— Start —

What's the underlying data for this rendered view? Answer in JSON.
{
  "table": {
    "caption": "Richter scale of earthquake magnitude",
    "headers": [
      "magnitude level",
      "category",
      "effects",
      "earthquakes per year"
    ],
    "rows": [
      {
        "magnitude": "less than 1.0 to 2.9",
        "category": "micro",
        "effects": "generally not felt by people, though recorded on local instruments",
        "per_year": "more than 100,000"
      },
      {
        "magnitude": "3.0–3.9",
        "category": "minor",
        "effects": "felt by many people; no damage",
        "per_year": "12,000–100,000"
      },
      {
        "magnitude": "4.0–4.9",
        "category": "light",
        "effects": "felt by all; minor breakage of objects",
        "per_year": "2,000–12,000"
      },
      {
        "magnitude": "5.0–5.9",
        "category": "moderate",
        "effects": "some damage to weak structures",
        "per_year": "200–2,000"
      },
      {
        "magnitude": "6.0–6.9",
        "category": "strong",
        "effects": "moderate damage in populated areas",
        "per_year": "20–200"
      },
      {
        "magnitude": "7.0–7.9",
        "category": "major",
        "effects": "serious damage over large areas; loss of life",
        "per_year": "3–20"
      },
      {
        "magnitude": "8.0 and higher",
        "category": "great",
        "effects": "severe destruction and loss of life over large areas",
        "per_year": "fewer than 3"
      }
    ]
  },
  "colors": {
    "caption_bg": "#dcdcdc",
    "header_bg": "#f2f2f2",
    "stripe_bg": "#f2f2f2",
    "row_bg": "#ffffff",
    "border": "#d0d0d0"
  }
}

— End —

| REQUIREMENTS |
Copy down the whole of the data above, matching it exactly.

| RESPONSE TO THE TASK |
What's the underlying data for this rendered view? Answer in JSON.
{
  "table": {
    "caption": "Richter scale of earthquake magnitude",
    "headers": [
      "magnitude level",
      "category",
      "effects",
      "earthquakes per year"
    ],
    "rows": [
      {
        "magnitude": "less than 1.0 to 2.9",
        "category": "micro",
        "effects": "generally not felt by people, though recorded on local instruments",
        "per_year": "more than 100,000"
      },
      {
        "magnitude": "3.0–3.9",
        "category": "minor",
        "effects": "felt by many people; no damage",
        "per_year": "12,000–100,000"
      },
      {
        "magnitude": "4.0–4.9",
        "category": "light",
        "effects": "felt by all; minor breakage of objects",
        "per_year": "2,000–12,000"
      },
      {
        "magnitude": "5.0–5.9",
        "category": "moderate",
        "effects": "some damage to weak structures",
        "per_year": "200–2,000"
      },
      {
        "magnitude": "6.0–6.9",
        "category": "strong",
        "effects": "moderate damage in populated areas",
        "per_year": "20–200"
      },
      {
        "magnitude": "7.0–7.9",
        "category": "major",
        "effects": "serious damage over large areas; loss of life",
        "per_year": "3–20"
      },
      {
        "magnitude": "8.0 and higher",
        "category": "great",
        "effects": "severe destruction and loss of life over large areas",
        "per_year": "fewer than 3"
      }
    ]
  },
  "colors": {
    "caption_bg": "#dcdcdc",
    "header_bg": "#f2f2f2",
    "stripe_bg": "#f2f2f2",
    "row_bg": "#ffffff",
    "border": "#d0d0d0"
  }
}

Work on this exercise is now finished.